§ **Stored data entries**
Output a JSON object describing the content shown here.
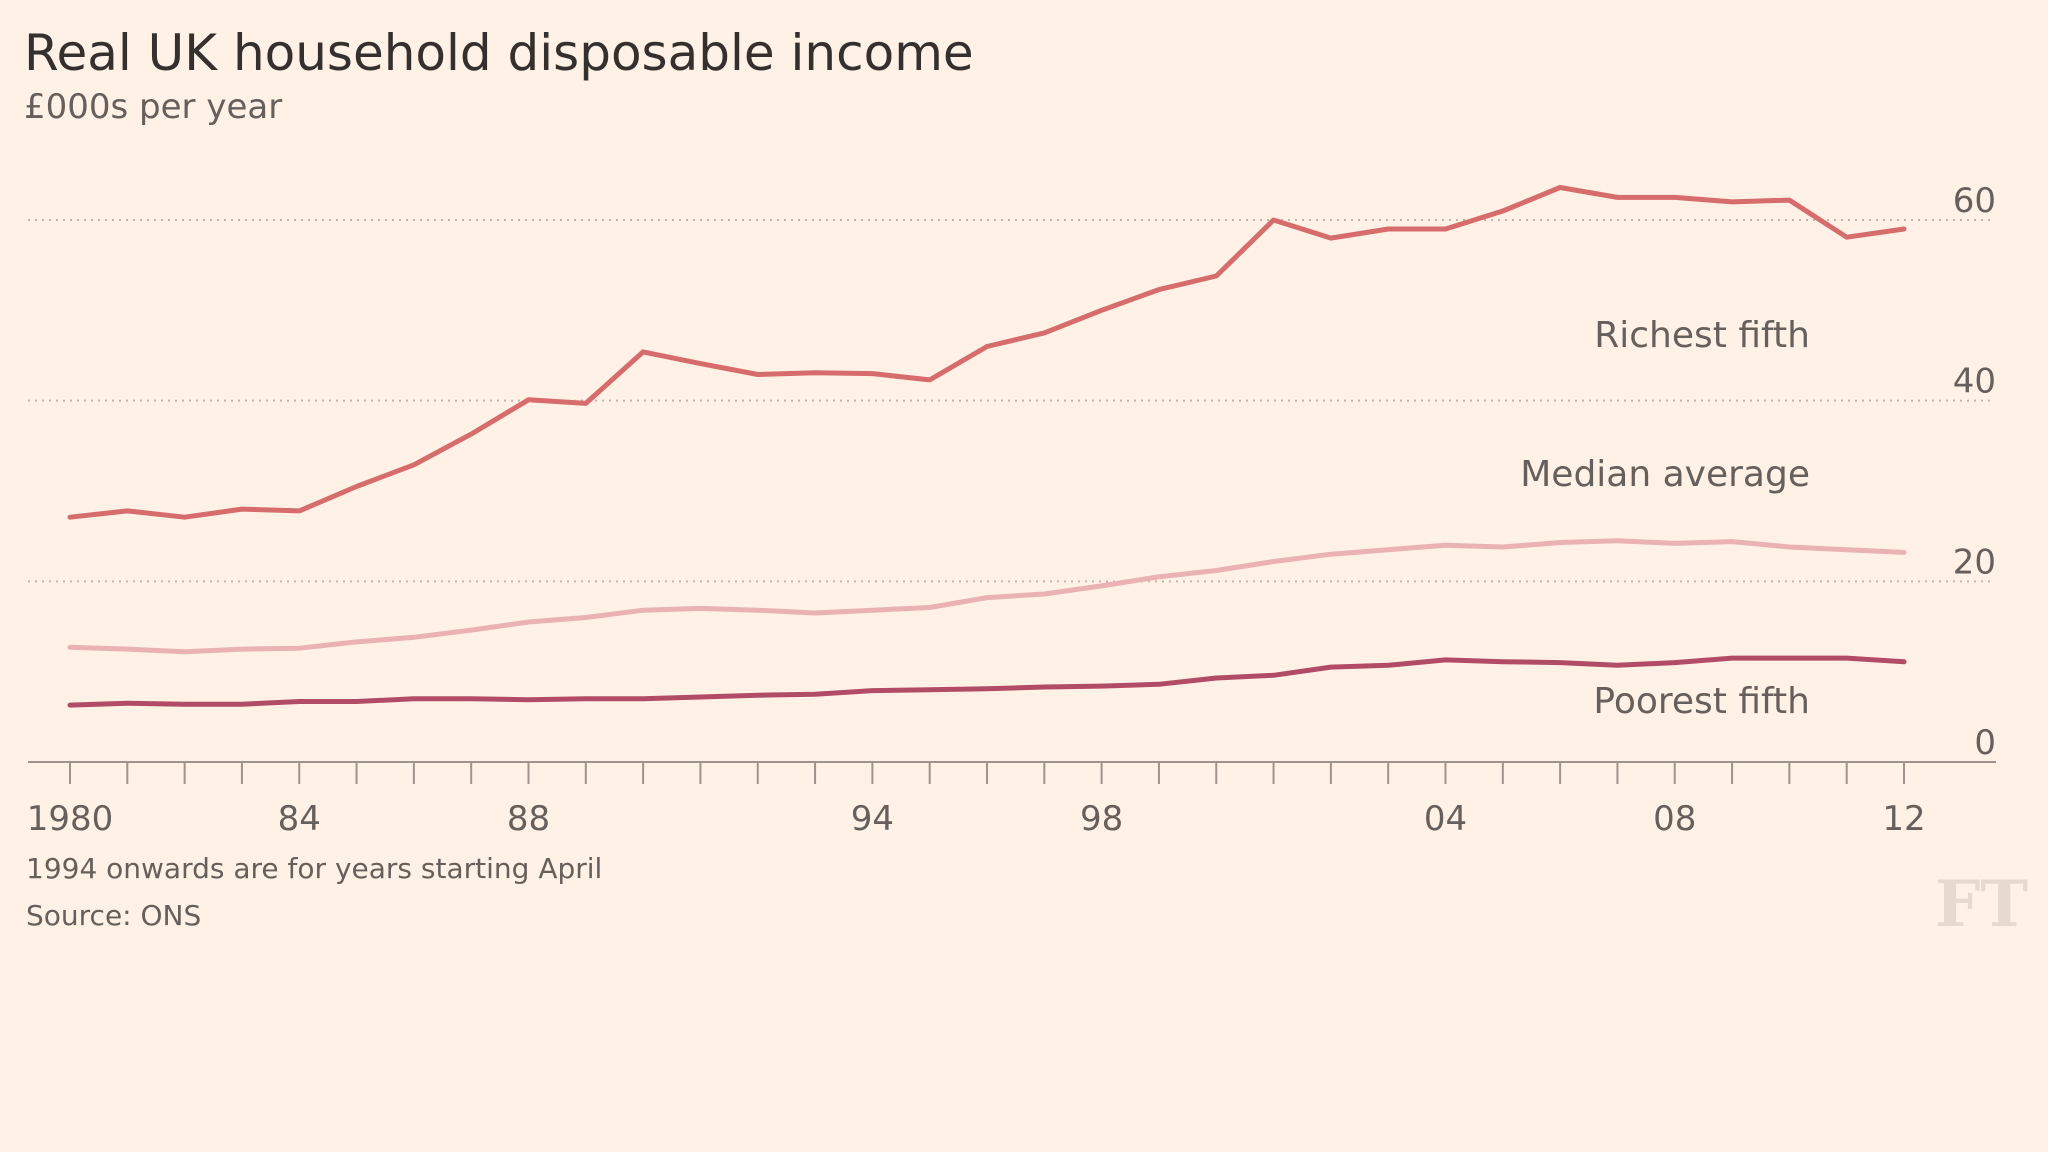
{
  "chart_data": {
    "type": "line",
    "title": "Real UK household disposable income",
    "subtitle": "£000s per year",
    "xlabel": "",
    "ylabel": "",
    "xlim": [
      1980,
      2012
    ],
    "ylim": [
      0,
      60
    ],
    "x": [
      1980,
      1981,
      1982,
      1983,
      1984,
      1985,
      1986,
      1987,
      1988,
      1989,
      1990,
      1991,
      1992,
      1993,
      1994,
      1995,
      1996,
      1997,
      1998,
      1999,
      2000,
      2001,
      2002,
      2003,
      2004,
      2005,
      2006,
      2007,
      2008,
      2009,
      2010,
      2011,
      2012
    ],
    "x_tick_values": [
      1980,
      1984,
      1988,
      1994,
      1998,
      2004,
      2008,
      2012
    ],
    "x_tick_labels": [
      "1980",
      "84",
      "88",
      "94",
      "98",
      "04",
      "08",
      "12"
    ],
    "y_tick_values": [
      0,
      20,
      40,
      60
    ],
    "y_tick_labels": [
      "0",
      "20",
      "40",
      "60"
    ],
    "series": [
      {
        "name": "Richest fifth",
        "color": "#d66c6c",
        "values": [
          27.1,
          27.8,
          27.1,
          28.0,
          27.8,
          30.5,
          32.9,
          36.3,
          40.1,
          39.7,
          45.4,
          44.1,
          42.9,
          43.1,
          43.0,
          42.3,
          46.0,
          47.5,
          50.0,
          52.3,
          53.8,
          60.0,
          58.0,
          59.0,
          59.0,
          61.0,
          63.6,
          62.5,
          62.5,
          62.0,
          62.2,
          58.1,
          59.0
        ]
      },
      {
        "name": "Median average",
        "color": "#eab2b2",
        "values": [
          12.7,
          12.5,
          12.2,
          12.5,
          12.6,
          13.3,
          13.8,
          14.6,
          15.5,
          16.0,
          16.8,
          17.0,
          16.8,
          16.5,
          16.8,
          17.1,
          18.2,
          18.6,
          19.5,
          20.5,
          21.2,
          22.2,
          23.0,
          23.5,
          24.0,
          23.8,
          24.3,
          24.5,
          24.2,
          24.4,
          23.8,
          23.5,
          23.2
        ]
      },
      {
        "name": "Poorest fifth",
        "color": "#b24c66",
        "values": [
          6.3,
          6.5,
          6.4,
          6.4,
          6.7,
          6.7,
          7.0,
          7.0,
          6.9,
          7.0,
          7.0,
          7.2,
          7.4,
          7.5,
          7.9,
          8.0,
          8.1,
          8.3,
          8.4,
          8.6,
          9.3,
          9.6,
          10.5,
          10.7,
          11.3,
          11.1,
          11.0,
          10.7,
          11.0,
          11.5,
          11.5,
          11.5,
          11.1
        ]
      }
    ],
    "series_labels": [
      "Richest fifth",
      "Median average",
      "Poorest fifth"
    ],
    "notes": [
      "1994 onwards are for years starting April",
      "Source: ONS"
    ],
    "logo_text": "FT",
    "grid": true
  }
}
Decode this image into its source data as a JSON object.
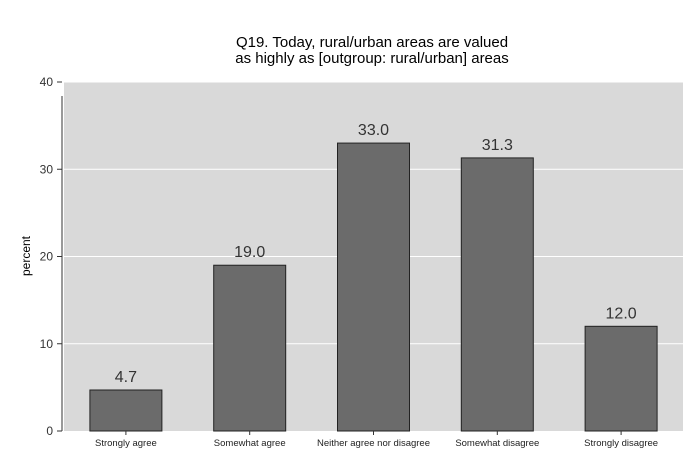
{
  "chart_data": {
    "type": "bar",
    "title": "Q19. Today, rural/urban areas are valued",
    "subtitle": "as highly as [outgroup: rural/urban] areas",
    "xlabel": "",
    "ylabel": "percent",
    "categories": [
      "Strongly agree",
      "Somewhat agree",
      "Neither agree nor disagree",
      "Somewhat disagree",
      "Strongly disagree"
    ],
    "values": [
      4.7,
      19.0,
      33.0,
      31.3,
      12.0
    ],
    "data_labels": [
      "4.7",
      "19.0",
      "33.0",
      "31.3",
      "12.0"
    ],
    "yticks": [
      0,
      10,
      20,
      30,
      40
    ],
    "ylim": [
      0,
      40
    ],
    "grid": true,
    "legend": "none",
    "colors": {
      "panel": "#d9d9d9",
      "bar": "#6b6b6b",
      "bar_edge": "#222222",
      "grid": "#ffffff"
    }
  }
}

§ **The task**
No pictures belong in the copy: reproduce exactly the lines above from the one that contains "Decode this image" through the last line of the entries.

§ **Response**
Decode this image into its source data as a JSON object.
{
  "chart_data": {
    "type": "bar",
    "title": "Q19. Today, rural/urban areas are valued",
    "subtitle": "as highly as [outgroup: rural/urban] areas",
    "xlabel": "",
    "ylabel": "percent",
    "categories": [
      "Strongly agree",
      "Somewhat agree",
      "Neither agree nor disagree",
      "Somewhat disagree",
      "Strongly disagree"
    ],
    "values": [
      4.7,
      19.0,
      33.0,
      31.3,
      12.0
    ],
    "data_labels": [
      "4.7",
      "19.0",
      "33.0",
      "31.3",
      "12.0"
    ],
    "yticks": [
      0,
      10,
      20,
      30,
      40
    ],
    "ylim": [
      0,
      40
    ],
    "grid": true,
    "legend": "none",
    "colors": {
      "panel": "#d9d9d9",
      "bar": "#6b6b6b",
      "bar_edge": "#222222",
      "grid": "#ffffff"
    }
  }
}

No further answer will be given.